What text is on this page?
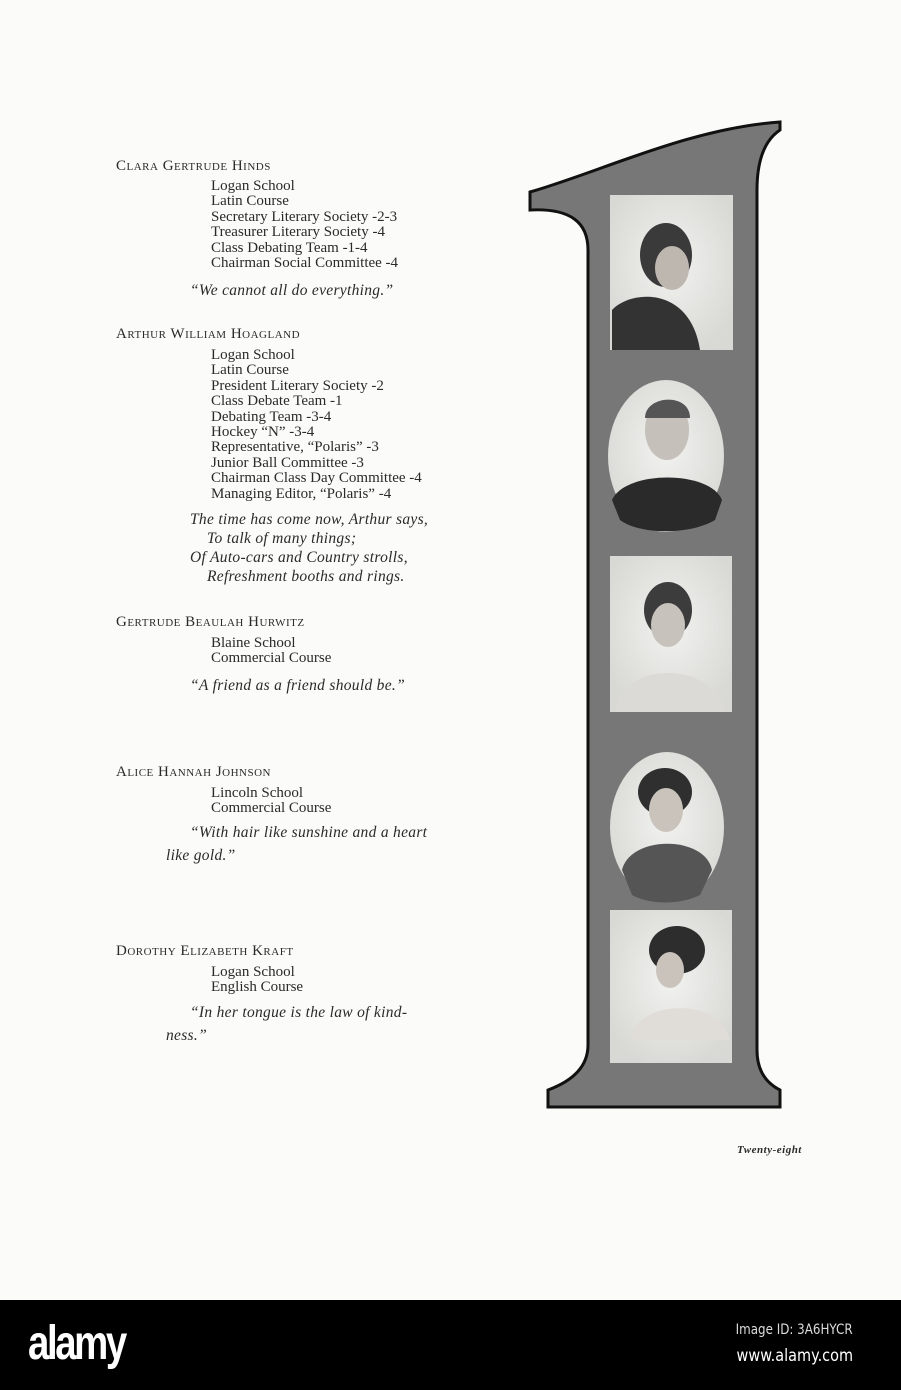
Clara Gertrude Hinds
Logan School
Latin Course
Secretary Literary Society -2-3
Treasurer Literary Society -4
Class Debating Team -1-4
Chairman Social Committee -4
“We cannot all do everything.”
Arthur William Hoagland
Logan School
Latin Course
President Literary Society -2
Class Debate Team -1
Debating Team -3-4
Hockey “N” -3-4
Representative, “Polaris” -3
Junior Ball Committee -3
Chairman Class Day Committee -4
Managing Editor, “Polaris” -4
The time has come now, Arthur says,
To talk of many things;
Of Auto-cars and Country strolls,
Refreshment booths and rings.
Gertrude Beaulah Hurwitz
Blaine School
Commercial Course
“A friend as a friend should be.”
Alice Hannah Johnson
Lincoln School
Commercial Course
“With hair like sunshine and a heart
like gold.”
Dorothy Elizabeth Kraft
Logan School
English Course
“In her tongue is the law of kind-
ness.”
Twenty-eight
alamy	Image ID: 3A6HYCR
www.alamy.com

- - - -

AIM OF THE TASK> In your copy of the records, include no pictures; repeat everything else exactly.

TASK RESULT>
What text is on this page?
Clara Gertrude Hinds
Logan School
Latin Course
Secretary Literary Society -2-3
Treasurer Literary Society -4
Class Debating Team -1-4
Chairman Social Committee -4
“We cannot all do everything.”
Arthur William Hoagland
Logan School
Latin Course
President Literary Society -2
Class Debate Team -1
Debating Team -3-4
Hockey “N” -3-4
Representative, “Polaris” -3
Junior Ball Committee -3
Chairman Class Day Committee -4
Managing Editor, “Polaris” -4
The time has come now, Arthur says,
To talk of many things;
Of Auto-cars and Country strolls,
Refreshment booths and rings.
Gertrude Beaulah Hurwitz
Blaine School
Commercial Course
“A friend as a friend should be.”
Alice Hannah Johnson
Lincoln School
Commercial Course
“With hair like sunshine and a heart
like gold.”
Dorothy Elizabeth Kraft
Logan School
English Course
“In her tongue is the law of kind-
ness.”
Twenty-eight
alamy	Image ID: 3A6HYCR
www.alamy.com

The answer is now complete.